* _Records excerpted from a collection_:
┌────────

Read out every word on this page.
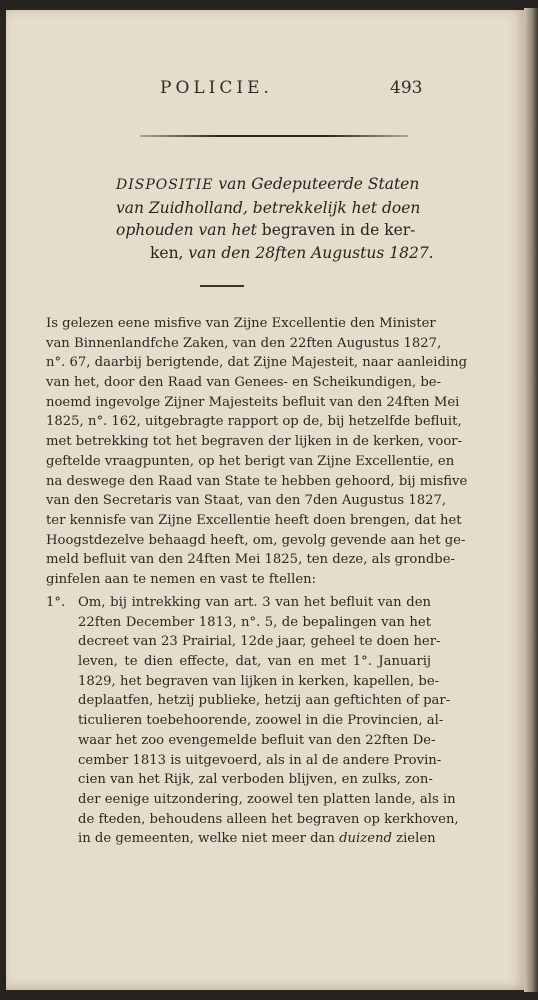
POLICIE.	493
DISPOSITIE van Gedeputeerde Staten
van Zuidholland, betrekkelijk het doen
ophouden van het begraven in de ker-
ken, van den 28ften Augustus 1827.
Is gelezen eene misfive van Zijne Excellentie den Minister
van Binnenlandfche Zaken, van den 22ften Augustus 1827,
n°. 67, daarbij berigtende, dat Zijne Majesteit, naar aanleiding
van het, door den Raad van Genees- en Scheikundigen, be-
noemd ingevolge Zijner Majesteits befluit van den 24ften Mei
1825, n°. 162, uitgebragte rapport op de, bij hetzelfde befluit,
met betrekking tot het begraven der lijken in de kerken, voor-
geftelde vraagpunten, op het berigt van Zijne Excellentie, en
na deswege den Raad van State te hebben gehoord, bij misfive
van den Secretaris van Staat, van den 7den Augustus 1827,
ter kennisfe van Zijne Excellentie heeft doen brengen, dat het
Hoogstdezelve behaagd heeft, om, gevolg gevende aan het ge-
meld befluit van den 24ften Mei 1825, ten deze, als grondbe-
ginfelen aan te nemen en vast te ftellen:
1°. Om, bij intrekking van art. 3 van het befluit van den
22ften December 1813, n°. 5, de bepalingen van het
decreet van 23 Prairial, 12de jaar, geheel te doen her-
leven, te dien effecte, dat, van en met 1°. Januarij
1829, het begraven van lijken in kerken, kapellen, be-
deplaatfen, hetzij publieke, hetzij aan geftichten of par-
ticulieren toebehoorende, zoowel in die Provincien, al-
waar het zoo evengemelde befluit van den 22ften De-
cember 1813 is uitgevoerd, als in al de andere Provin-
cien van het Rijk, zal verboden blijven, en zulks, zon-
der eenige uitzondering, zoowel ten platten lande, als in
de fteden, behoudens alleen het begraven op kerkhoven,
in de gemeenten, welke niet meer dan duizend zielen
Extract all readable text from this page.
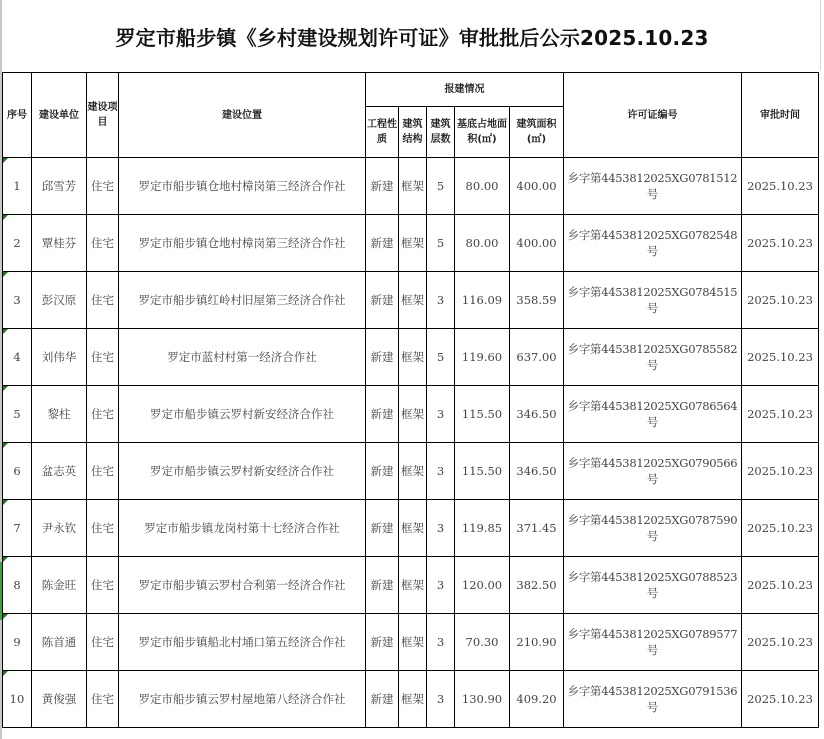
罗定市船步镇《乡村建设规划许可证》审批批后公示2025.10.23
序号	建设单位	建设项目	建设位置	报建情况					许可证编号	审批时间
				工程性质	建筑结构	建筑层数	基底占地面积(㎡)	建筑面积(㎡)		
1	邱雪芳	住宅	罗定市船步镇仓地村樟岗第三经济合作社	新建	框架	5	80.00	400.00	乡字第4453812025XG0781512号	2025.10.23
2	覃桂芬	住宅	罗定市船步镇仓地村樟岗第三经济合作社	新建	框架	5	80.00	400.00	乡字第4453812025XG0782548号	2025.10.23
3	彭汉原	住宅	罗定市船步镇红岭村旧屋第三经济合作社	新建	框架	3	116.09	358.59	乡字第4453812025XG0784515号	2025.10.23
4	刘伟华	住宅	罗定市蓝村村第一经济合作社	新建	框架	5	119.60	637.00	乡字第4453812025XG0785582号	2025.10.23
5	黎柱	住宅	罗定市船步镇云罗村新安经济合作社	新建	框架	3	115.50	346.50	乡字第4453812025XG0786564号	2025.10.23
6	盆志英	住宅	罗定市船步镇云罗村新安经济合作社	新建	框架	3	115.50	346.50	乡字第4453812025XG0790566号	2025.10.23
7	尹永钦	住宅	罗定市船步镇龙岗村第十七经济合作社	新建	框架	3	119.85	371.45	乡字第4453812025XG0787590号	2025.10.23
8	陈金旺	住宅	罗定市船步镇云罗村合利第一经济合作社	新建	框架	3	120.00	382.50	乡字第4453812025XG0788523号	2025.10.23
9	陈首通	住宅	罗定市船步镇船北村埇口第五经济合作社	新建	框架	3	70.30	210.90	乡字第4453812025XG0789577号	2025.10.23
10	黄俊强	住宅	罗定市船步镇云罗村屋地第八经济合作社	新建	框架	3	130.90	409.20	乡字第4453812025XG0791536号	2025.10.23
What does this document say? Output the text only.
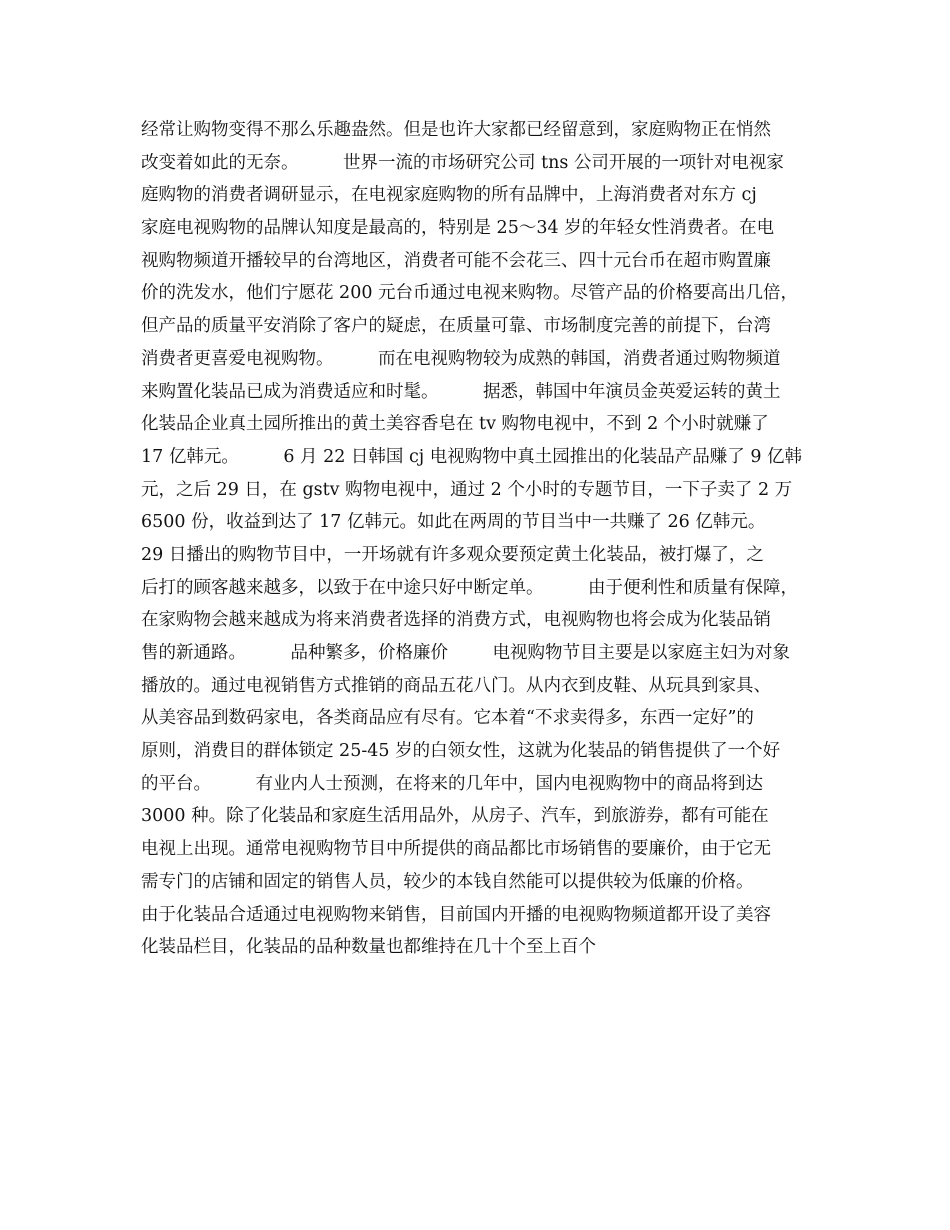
经常让购物变得不那么乐趣盎然。但是也许大家都已经留意到，家庭购物正在悄然
改变着如此的无奈。        世界一流的市场研究公司 tns 公司开展的一项针对电视家
庭购物的消费者调研显示，在电视家庭购物的所有品牌中，上海消费者对东方 cj
家庭电视购物的品牌认知度是最高的，特别是 25～34 岁的年轻女性消费者。在电
视购物频道开播较早的台湾地区，消费者可能不会花三、四十元台币在超市购置廉
价的洗发水，他们宁愿花 200 元台币通过电视来购物。尽管产品的价格要高出几倍，
但产品的质量平安消除了客户的疑虑，在质量可靠、市场制度完善的前提下，台湾
消费者更喜爱电视购物。        而在电视购物较为成熟的韩国，消费者通过购物频道
来购置化装品已成为消费适应和时髦。        据悉，韩国中年演员金英爱运转的黄土
化装品企业真土园所推出的黄土美容香皂在 tv 购物电视中，不到 2 个小时就赚了
17 亿韩元。        6 月 22 日韩国 cj 电视购物中真土园推出的化装品产品赚了 9 亿韩
元，之后 29 日，在 gstv 购物电视中，通过 2 个小时的专题节目，一下子卖了 2 万
6500 份，收益到达了 17 亿韩元。如此在两周的节目当中一共赚了 26 亿韩元。
29 日播出的购物节目中，一开场就有许多观众要预定黄土化装品，被打爆了，之
后打的顾客越来越多，以致于在中途只好中断定单。        由于便利性和质量有保障，
在家购物会越来越成为将来消费者选择的消费方式，电视购物也将会成为化装品销
售的新通路。        品种繁多，价格廉价        电视购物节目主要是以家庭主妇为对象
播放的。通过电视销售方式推销的商品五花八门。从内衣到皮鞋、从玩具到家具、
从美容品到数码家电，各类商品应有尽有。它本着“不求卖得多，东西一定好”的
原则，消费目的群体锁定 25-45 岁的白领女性，这就为化装品的销售提供了一个好
的平台。        有业内人士预测，在将来的几年中，国内电视购物中的商品将到达
3000 种。除了化装品和家庭生活用品外，从房子、汽车，到旅游券，都有可能在
电视上出现。通常电视购物节目中所提供的商品都比市场销售的要廉价，由于它无
需专门的店铺和固定的销售人员，较少的本钱自然能可以提供较为低廉的价格。
由于化装品合适通过电视购物来销售，目前国内开播的电视购物频道都开设了美容
化装品栏目，化装品的品种数量也都维持在几十个至上百个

└────────

Do not include the pictures. Quote only the lines from the line with "What does this" through the end of the material, both ends included, exactly.

* _RESULT OF THIS TASK_:
What does this document say? Output the text only.
经常让购物变得不那么乐趣盎然。但是也许大家都已经留意到，家庭购物正在悄然
改变着如此的无奈。        世界一流的市场研究公司 tns 公司开展的一项针对电视家
庭购物的消费者调研显示，在电视家庭购物的所有品牌中，上海消费者对东方 cj
家庭电视购物的品牌认知度是最高的，特别是 25～34 岁的年轻女性消费者。在电
视购物频道开播较早的台湾地区，消费者可能不会花三、四十元台币在超市购置廉
价的洗发水，他们宁愿花 200 元台币通过电视来购物。尽管产品的价格要高出几倍，
但产品的质量平安消除了客户的疑虑，在质量可靠、市场制度完善的前提下，台湾
消费者更喜爱电视购物。        而在电视购物较为成熟的韩国，消费者通过购物频道
来购置化装品已成为消费适应和时髦。        据悉，韩国中年演员金英爱运转的黄土
化装品企业真土园所推出的黄土美容香皂在 tv 购物电视中，不到 2 个小时就赚了
17 亿韩元。        6 月 22 日韩国 cj 电视购物中真土园推出的化装品产品赚了 9 亿韩
元，之后 29 日，在 gstv 购物电视中，通过 2 个小时的专题节目，一下子卖了 2 万
6500 份，收益到达了 17 亿韩元。如此在两周的节目当中一共赚了 26 亿韩元。
29 日播出的购物节目中，一开场就有许多观众要预定黄土化装品，被打爆了，之
后打的顾客越来越多，以致于在中途只好中断定单。        由于便利性和质量有保障，
在家购物会越来越成为将来消费者选择的消费方式，电视购物也将会成为化装品销
售的新通路。        品种繁多，价格廉价        电视购物节目主要是以家庭主妇为对象
播放的。通过电视销售方式推销的商品五花八门。从内衣到皮鞋、从玩具到家具、
从美容品到数码家电，各类商品应有尽有。它本着“不求卖得多，东西一定好”的
原则，消费目的群体锁定 25-45 岁的白领女性，这就为化装品的销售提供了一个好
的平台。        有业内人士预测，在将来的几年中，国内电视购物中的商品将到达
3000 种。除了化装品和家庭生活用品外，从房子、汽车，到旅游券，都有可能在
电视上出现。通常电视购物节目中所提供的商品都比市场销售的要廉价，由于它无
需专门的店铺和固定的销售人员，较少的本钱自然能可以提供较为低廉的价格。
由于化装品合适通过电视购物来销售，目前国内开播的电视购物频道都开设了美容
化装品栏目，化装品的品种数量也都维持在几十个至上百个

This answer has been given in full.